Continue the passage about Tolkien's reply to the German publisher of The Hobbit, starting after its last sentence.

• **Extract provided**
-*-
Thanks to Rabbi Yitzchok Adlerstein for mentioning this in one of his blog postings. Rabbi Adlerstein’s blog can be read here: http://tinyurl.com/CrossCurrentsAdlerstein
J. R. R. Tolkien (the author of the Lord of the Rings) openly opposed Adolf Hitler and the Nazi Party prior to the Second World War. In 1938, the German publishing house Rütten & Loening Verlag was preparing to release The Hobbit in Nazi Germany, but to Tolkien's outrage, he was asked beforehand whether he was of Aryan origin. In a letter to his British publisher Stanley Unwin, he condemned Nazi "race-doctrine" and anti-Semitism as "wholly pernicious and unscientific". He added that he was considering giving no response and "letting a German translation go hang!" He provided two letters to Rütten & Loening and instructed Unwin to send whichever he preferred. Only one of these letters, the less tactful of the two, is known to survive. In this letter, Tolkien began by denying any affiliation with the Indo-Aryans.
-*-
• **Excerpted data**
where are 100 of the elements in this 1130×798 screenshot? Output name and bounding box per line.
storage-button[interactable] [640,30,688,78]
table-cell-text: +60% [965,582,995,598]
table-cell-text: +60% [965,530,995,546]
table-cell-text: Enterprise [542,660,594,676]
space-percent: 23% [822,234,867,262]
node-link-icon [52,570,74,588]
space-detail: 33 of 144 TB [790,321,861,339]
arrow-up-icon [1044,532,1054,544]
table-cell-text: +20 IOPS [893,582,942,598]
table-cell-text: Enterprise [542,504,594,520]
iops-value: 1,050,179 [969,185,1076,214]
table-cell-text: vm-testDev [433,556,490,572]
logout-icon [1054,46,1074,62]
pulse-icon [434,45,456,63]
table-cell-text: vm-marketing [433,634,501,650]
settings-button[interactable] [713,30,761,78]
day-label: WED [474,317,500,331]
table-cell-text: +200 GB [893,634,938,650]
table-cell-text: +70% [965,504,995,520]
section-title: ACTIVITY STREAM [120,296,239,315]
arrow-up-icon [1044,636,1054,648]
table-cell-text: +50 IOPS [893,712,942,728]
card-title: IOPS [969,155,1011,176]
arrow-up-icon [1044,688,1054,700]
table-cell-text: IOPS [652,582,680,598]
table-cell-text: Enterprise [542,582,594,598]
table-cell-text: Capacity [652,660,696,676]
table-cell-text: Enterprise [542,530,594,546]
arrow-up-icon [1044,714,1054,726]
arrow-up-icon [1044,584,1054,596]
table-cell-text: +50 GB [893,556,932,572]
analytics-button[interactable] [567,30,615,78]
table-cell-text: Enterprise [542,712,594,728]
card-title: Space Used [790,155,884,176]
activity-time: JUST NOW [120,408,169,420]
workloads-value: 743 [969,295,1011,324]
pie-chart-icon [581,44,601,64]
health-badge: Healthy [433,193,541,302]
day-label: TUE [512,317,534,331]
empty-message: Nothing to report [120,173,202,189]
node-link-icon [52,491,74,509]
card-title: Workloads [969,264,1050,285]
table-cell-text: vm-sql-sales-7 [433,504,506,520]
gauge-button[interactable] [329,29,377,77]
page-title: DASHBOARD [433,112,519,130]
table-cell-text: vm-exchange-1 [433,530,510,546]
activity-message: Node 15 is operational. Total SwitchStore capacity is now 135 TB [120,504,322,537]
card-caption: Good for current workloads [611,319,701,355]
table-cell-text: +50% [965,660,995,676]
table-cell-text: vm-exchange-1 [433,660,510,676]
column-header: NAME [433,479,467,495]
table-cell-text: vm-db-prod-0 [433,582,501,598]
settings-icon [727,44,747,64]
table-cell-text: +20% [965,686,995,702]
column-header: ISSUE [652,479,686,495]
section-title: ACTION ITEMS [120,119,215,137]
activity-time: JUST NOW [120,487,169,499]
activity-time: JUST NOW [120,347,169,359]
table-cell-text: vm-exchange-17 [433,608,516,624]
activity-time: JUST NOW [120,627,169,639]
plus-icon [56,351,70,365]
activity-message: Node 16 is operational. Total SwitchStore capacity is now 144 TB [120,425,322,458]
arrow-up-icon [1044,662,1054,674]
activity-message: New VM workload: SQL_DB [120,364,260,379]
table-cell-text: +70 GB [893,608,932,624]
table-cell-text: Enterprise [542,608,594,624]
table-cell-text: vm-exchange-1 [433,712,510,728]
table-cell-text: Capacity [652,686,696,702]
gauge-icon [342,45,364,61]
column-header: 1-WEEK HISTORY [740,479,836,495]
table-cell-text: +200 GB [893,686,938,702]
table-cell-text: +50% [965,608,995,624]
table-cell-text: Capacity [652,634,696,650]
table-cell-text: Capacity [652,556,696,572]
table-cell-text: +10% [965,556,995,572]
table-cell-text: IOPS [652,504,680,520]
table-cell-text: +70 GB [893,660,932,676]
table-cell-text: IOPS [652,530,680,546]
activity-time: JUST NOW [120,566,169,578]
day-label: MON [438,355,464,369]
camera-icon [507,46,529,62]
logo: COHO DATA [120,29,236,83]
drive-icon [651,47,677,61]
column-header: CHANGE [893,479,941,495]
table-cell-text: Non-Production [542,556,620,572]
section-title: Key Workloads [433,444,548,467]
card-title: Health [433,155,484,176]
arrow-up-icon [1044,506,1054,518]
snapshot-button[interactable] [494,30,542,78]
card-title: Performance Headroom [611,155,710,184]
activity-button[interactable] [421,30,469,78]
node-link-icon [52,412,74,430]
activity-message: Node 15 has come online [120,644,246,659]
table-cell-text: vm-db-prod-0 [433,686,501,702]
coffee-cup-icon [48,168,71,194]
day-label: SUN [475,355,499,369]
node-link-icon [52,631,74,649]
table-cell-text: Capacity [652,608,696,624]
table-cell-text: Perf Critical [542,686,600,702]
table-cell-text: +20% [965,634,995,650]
-*-
• **Response**
Tolkien chastised the publishers, and—ever the professor of philology— lectured them on the proper meaning of the term: “As far as I am aware none of my ancestors spoke Hindustani, Persian, Gypsy, or any related dialects.”
“But if I am to understand that you are enquiring whether I am of Jewish origin, I can only reply that I regret that I appear to have no ancestors of that gifted people…..I cannot, however, forbear to comment that if impertinent and irrelevant inquiries of this sort are to become the rule in matters of literature, then the time is not far distant when a German name will no longer be a source of pride.”
Tolkien was regular fare I read to my children as along ago as 40 years in the past. NOW I HAVE EVEN MORE REASON TO ADORE THIS TALENTED AND COURAGEOUS AUTHOR! VIVA J.R.R.!!!